» GIVEN DATA
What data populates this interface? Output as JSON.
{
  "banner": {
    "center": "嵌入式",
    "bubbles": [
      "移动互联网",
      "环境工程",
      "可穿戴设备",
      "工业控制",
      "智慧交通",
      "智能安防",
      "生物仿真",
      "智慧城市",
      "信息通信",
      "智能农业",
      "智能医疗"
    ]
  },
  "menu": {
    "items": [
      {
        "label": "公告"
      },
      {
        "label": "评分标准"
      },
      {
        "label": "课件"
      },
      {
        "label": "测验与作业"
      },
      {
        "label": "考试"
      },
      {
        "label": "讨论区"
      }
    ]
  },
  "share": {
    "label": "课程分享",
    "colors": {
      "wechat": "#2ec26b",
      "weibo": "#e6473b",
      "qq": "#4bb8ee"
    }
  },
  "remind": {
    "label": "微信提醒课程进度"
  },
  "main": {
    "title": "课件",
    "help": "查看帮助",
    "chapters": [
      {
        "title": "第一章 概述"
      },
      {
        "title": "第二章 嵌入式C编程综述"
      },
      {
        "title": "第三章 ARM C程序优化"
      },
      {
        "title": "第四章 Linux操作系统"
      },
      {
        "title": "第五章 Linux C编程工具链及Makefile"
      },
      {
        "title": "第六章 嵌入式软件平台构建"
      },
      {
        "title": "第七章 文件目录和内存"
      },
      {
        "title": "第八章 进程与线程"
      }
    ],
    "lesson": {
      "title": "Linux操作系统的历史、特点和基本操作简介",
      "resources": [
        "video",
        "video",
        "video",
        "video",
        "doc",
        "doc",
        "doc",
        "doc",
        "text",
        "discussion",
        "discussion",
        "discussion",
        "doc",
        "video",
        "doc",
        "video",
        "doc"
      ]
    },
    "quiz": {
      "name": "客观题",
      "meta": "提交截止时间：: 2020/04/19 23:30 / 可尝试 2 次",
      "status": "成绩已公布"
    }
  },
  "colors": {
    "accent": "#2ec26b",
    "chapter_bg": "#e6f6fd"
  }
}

» AIM
Repeat the data verbatim.

» SOLUTION TO THE EXERCISE
What data populates this interface? Output as JSON.
{
  "banner": {
    "center": "嵌入式",
    "bubbles": [
      "移动互联网",
      "环境工程",
      "可穿戴设备",
      "工业控制",
      "智慧交通",
      "智能安防",
      "生物仿真",
      "智慧城市",
      "信息通信",
      "智能农业",
      "智能医疗"
    ]
  },
  "menu": {
    "items": [
      {
        "label": "公告"
      },
      {
        "label": "评分标准"
      },
      {
        "label": "课件"
      },
      {
        "label": "测验与作业"
      },
      {
        "label": "考试"
      },
      {
        "label": "讨论区"
      }
    ]
  },
  "share": {
    "label": "课程分享",
    "colors": {
      "wechat": "#2ec26b",
      "weibo": "#e6473b",
      "qq": "#4bb8ee"
    }
  },
  "remind": {
    "label": "微信提醒课程进度"
  },
  "main": {
    "title": "课件",
    "help": "查看帮助",
    "chapters": [
      {
        "title": "第一章 概述"
      },
      {
        "title": "第二章 嵌入式C编程综述"
      },
      {
        "title": "第三章 ARM C程序优化"
      },
      {
        "title": "第四章 Linux操作系统"
      },
      {
        "title": "第五章 Linux C编程工具链及Makefile"
      },
      {
        "title": "第六章 嵌入式软件平台构建"
      },
      {
        "title": "第七章 文件目录和内存"
      },
      {
        "title": "第八章 进程与线程"
      }
    ],
    "lesson": {
      "title": "Linux操作系统的历史、特点和基本操作简介",
      "resources": [
        "video",
        "video",
        "video",
        "video",
        "doc",
        "doc",
        "doc",
        "doc",
        "text",
        "discussion",
        "discussion",
        "discussion",
        "doc",
        "video",
        "doc",
        "video",
        "doc"
      ]
    },
    "quiz": {
      "name": "客观题",
      "meta": "提交截止时间：: 2020/04/19 23:30 / 可尝试 2 次",
      "status": "成绩已公布"
    }
  },
  "colors": {
    "accent": "#2ec26b",
    "chapter_bg": "#e6f6fd"
  }
}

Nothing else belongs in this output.